WHAT YOU HAVE TO DO: Nothing is to be left out; print all the entries exactly.

══ EXERCISE INPUT

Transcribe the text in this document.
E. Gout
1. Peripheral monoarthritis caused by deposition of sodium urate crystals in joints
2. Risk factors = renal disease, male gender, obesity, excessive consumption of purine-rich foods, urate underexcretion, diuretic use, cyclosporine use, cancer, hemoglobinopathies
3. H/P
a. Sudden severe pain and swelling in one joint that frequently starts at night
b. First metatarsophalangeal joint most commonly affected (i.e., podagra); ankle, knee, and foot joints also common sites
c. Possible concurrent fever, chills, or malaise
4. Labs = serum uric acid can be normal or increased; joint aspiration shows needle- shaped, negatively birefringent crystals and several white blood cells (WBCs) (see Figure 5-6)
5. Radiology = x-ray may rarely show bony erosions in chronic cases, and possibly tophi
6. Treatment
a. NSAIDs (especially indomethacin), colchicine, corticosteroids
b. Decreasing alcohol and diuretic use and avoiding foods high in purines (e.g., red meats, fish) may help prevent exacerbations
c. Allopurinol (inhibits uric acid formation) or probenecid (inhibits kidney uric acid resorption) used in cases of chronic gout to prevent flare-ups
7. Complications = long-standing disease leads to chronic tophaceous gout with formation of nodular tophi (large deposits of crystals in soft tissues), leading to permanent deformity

════

OUTPUT FOR THIS TASK:
Transcribe the text in this document.
E. Gout
1. Peripheral monoarthritis caused by deposition of sodium urate crystals in joints
2. Risk factors = renal disease, male gender, obesity, excessive consumption of purine-rich foods, urate underexcretion, diuretic use, cyclosporine use, cancer, hemoglobinopathies
3. H/P
a. Sudden severe pain and swelling in one joint that frequently starts at night
b. First metatarsophalangeal joint most commonly affected (i.e., podagra); ankle, knee, and foot joints also common sites
c. Possible concurrent fever, chills, or malaise
4. Labs = serum uric acid can be normal or increased; joint aspiration shows needle- shaped, negatively birefringent crystals and several white blood cells (WBCs) (see Figure 5-6)
5. Radiology = x-ray may rarely show bony erosions in chronic cases, and possibly tophi
6. Treatment
a. NSAIDs (especially indomethacin), colchicine, corticosteroids
b. Decreasing alcohol and diuretic use and avoiding foods high in purines (e.g., red meats, fish) may help prevent exacerbations
c. Allopurinol (inhibits uric acid formation) or probenecid (inhibits kidney uric acid resorption) used in cases of chronic gout to prevent flare-ups
7. Complications = long-standing disease leads to chronic tophaceous gout with formation of nodular tophi (large deposits of crystals in soft tissues), leading to permanent deformity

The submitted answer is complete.